-- Dataset records start --

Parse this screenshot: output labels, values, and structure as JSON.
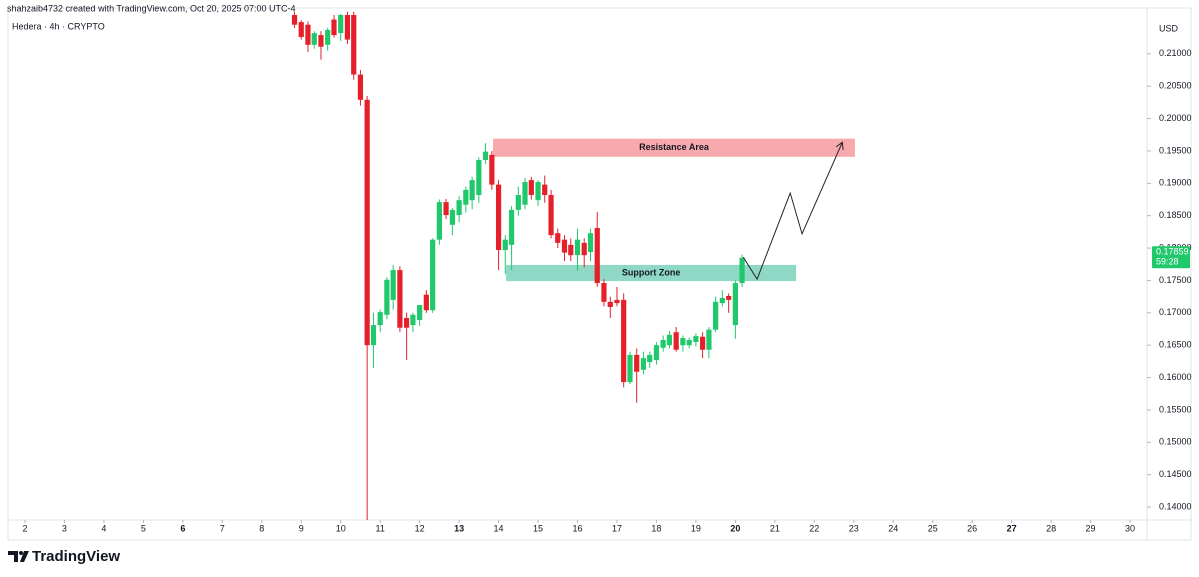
{
  "chart_data": {
    "type": "candlestick",
    "title": "shahzaib4732 created with TradingView.com, Oct 20, 2025 07:00 UTC-4",
    "subtitle": "Hedera · 4h · CRYPTO",
    "currency": "USD",
    "brand": "TradingView",
    "up_color": "#1fc86a",
    "down_color": "#e5202a",
    "x": [
      8.83,
      9.0,
      9.17,
      9.33,
      9.5,
      9.67,
      9.83,
      10.0,
      10.17,
      10.33,
      10.5,
      10.67,
      10.83,
      11.0,
      11.17,
      11.33,
      11.5,
      11.67,
      11.83,
      12.0,
      12.17,
      12.33,
      12.5,
      12.67,
      12.83,
      13.0,
      13.17,
      13.33,
      13.5,
      13.67,
      13.83,
      14.0,
      14.17,
      14.33,
      14.5,
      14.67,
      14.83,
      15.0,
      15.17,
      15.33,
      15.5,
      15.67,
      15.83,
      16.0,
      16.17,
      16.33,
      16.5,
      16.67,
      16.83,
      17.0,
      17.17,
      17.33,
      17.5,
      17.67,
      17.83,
      18.0,
      18.17,
      18.33,
      18.5,
      18.67,
      18.83,
      19.0,
      19.17,
      19.33,
      19.5,
      19.67,
      19.83,
      20.0,
      20.17
    ],
    "open": [
      0.216,
      0.2149,
      0.2145,
      0.2114,
      0.2129,
      0.2114,
      0.2153,
      0.2132,
      0.216,
      0.216,
      0.2068,
      0.2029,
      0.165,
      0.1681,
      0.1697,
      0.172,
      0.1766,
      0.1692,
      0.1681,
      0.1689,
      0.1728,
      0.1704,
      0.1813,
      0.1871,
      0.1836,
      0.1851,
      0.1867,
      0.1874,
      0.1882,
      0.1936,
      0.1944,
      0.1898,
      0.1797,
      0.1805,
      0.1859,
      0.1867,
      0.1905,
      0.1874,
      0.1898,
      0.1882,
      0.1823,
      0.1813,
      0.1805,
      0.1789,
      0.1808,
      0.1794,
      0.1831,
      0.1746,
      0.1717,
      0.172,
      0.172,
      0.1593,
      0.1635,
      0.1612,
      0.1624,
      0.1627,
      0.1646,
      0.165,
      0.167,
      0.165,
      0.165,
      0.1655,
      0.1663,
      0.1643,
      0.1674,
      0.1715,
      0.1726,
      0.1681,
      0.1746
    ],
    "high": [
      0.2165,
      0.2152,
      0.215,
      0.2135,
      0.2135,
      0.214,
      0.216,
      0.2162,
      0.2165,
      0.2165,
      0.2075,
      0.2035,
      0.17,
      0.1705,
      0.1755,
      0.1774,
      0.1772,
      0.17,
      0.17,
      0.1712,
      0.1735,
      0.1815,
      0.1875,
      0.1876,
      0.1862,
      0.188,
      0.1895,
      0.191,
      0.194,
      0.1962,
      0.195,
      0.1905,
      0.182,
      0.1865,
      0.1895,
      0.1908,
      0.191,
      0.1905,
      0.1912,
      0.189,
      0.183,
      0.182,
      0.1815,
      0.183,
      0.1815,
      0.183,
      0.1856,
      0.1752,
      0.1725,
      0.174,
      0.173,
      0.164,
      0.1645,
      0.164,
      0.164,
      0.1655,
      0.1665,
      0.1672,
      0.1678,
      0.1665,
      0.1662,
      0.1668,
      0.167,
      0.1678,
      0.1725,
      0.1735,
      0.173,
      0.175,
      0.179
    ],
    "low": [
      0.214,
      0.2122,
      0.2103,
      0.2108,
      0.2091,
      0.2105,
      0.2125,
      0.212,
      0.2115,
      0.206,
      0.202,
      0.138,
      0.1615,
      0.167,
      0.169,
      0.1705,
      0.167,
      0.1627,
      0.167,
      0.168,
      0.17,
      0.17,
      0.1805,
      0.1845,
      0.182,
      0.184,
      0.1855,
      0.186,
      0.187,
      0.193,
      0.189,
      0.1766,
      0.176,
      0.1766,
      0.185,
      0.186,
      0.1875,
      0.1865,
      0.187,
      0.1815,
      0.18,
      0.178,
      0.178,
      0.1765,
      0.177,
      0.178,
      0.174,
      0.171,
      0.1692,
      0.171,
      0.1585,
      0.159,
      0.1561,
      0.1605,
      0.1615,
      0.162,
      0.164,
      0.1645,
      0.164,
      0.164,
      0.1645,
      0.1648,
      0.163,
      0.163,
      0.167,
      0.171,
      0.17,
      0.166,
      0.174
    ],
    "close": [
      0.2145,
      0.2126,
      0.2114,
      0.2132,
      0.2111,
      0.2137,
      0.2129,
      0.216,
      0.2122,
      0.2068,
      0.2029,
      0.165,
      0.1681,
      0.1701,
      0.1751,
      0.1766,
      0.1677,
      0.1677,
      0.1697,
      0.1712,
      0.1704,
      0.1813,
      0.1871,
      0.1851,
      0.1859,
      0.1874,
      0.189,
      0.1905,
      0.1936,
      0.1949,
      0.1898,
      0.1797,
      0.1813,
      0.1859,
      0.1882,
      0.1902,
      0.1882,
      0.1902,
      0.1882,
      0.182,
      0.1808,
      0.1793,
      0.1789,
      0.1813,
      0.1789,
      0.1823,
      0.1746,
      0.1717,
      0.1709,
      0.1715,
      0.1593,
      0.1635,
      0.1609,
      0.163,
      0.1635,
      0.165,
      0.1658,
      0.1666,
      0.1643,
      0.1661,
      0.1658,
      0.1664,
      0.1643,
      0.1674,
      0.1717,
      0.1723,
      0.172,
      0.1746,
      0.1785
    ],
    "xlim": [
      1.57,
      30.43
    ],
    "xticks": [
      2,
      3,
      4,
      5,
      6,
      7,
      8,
      9,
      10,
      11,
      12,
      13,
      14,
      15,
      16,
      17,
      18,
      19,
      20,
      21,
      22,
      23,
      24,
      25,
      26,
      27,
      28,
      29,
      30
    ],
    "ylim": [
      0.138,
      0.216
    ],
    "yticks": [
      {
        "value": 0.14,
        "label": "0.14000"
      },
      {
        "value": 0.145,
        "label": "0.14500"
      },
      {
        "value": 0.15,
        "label": "0.15000"
      },
      {
        "value": 0.155,
        "label": "0.15500"
      },
      {
        "value": 0.16,
        "label": "0.16000"
      },
      {
        "value": 0.165,
        "label": "0.16500"
      },
      {
        "value": 0.17,
        "label": "0.17000"
      },
      {
        "value": 0.175,
        "label": "0.17500"
      },
      {
        "value": 0.18,
        "label": "0.18000"
      },
      {
        "value": 0.185,
        "label": "0.18500"
      },
      {
        "value": 0.19,
        "label": "0.19000"
      },
      {
        "value": 0.195,
        "label": "0.19500"
      },
      {
        "value": 0.2,
        "label": "0.20000"
      },
      {
        "value": 0.205,
        "label": "0.20500"
      },
      {
        "value": 0.21,
        "label": "0.21000"
      }
    ],
    "zones": [
      {
        "label": "Resistance Area",
        "color": "#f8a9ae",
        "x": [
          13.86,
          23.03
        ],
        "y": [
          0.1941,
          0.1969
        ]
      },
      {
        "label": "Support Zone",
        "color": "#8fd8c6",
        "x": [
          14.19,
          21.54
        ],
        "y": [
          0.1749,
          0.1774
        ]
      }
    ],
    "projection": {
      "x": [
        20.2,
        20.55,
        21.39,
        21.69,
        22.7
      ],
      "y": [
        0.1786,
        0.1752,
        0.1885,
        0.1822,
        0.1962
      ]
    },
    "last_price": 0.17859,
    "countdown": "59:28"
  }
}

-- Dataset records end --

» **Written problem**
Above are some records. Count the lines among them with the word "TradingView", and answer with the number only.

» **Problem solution**
2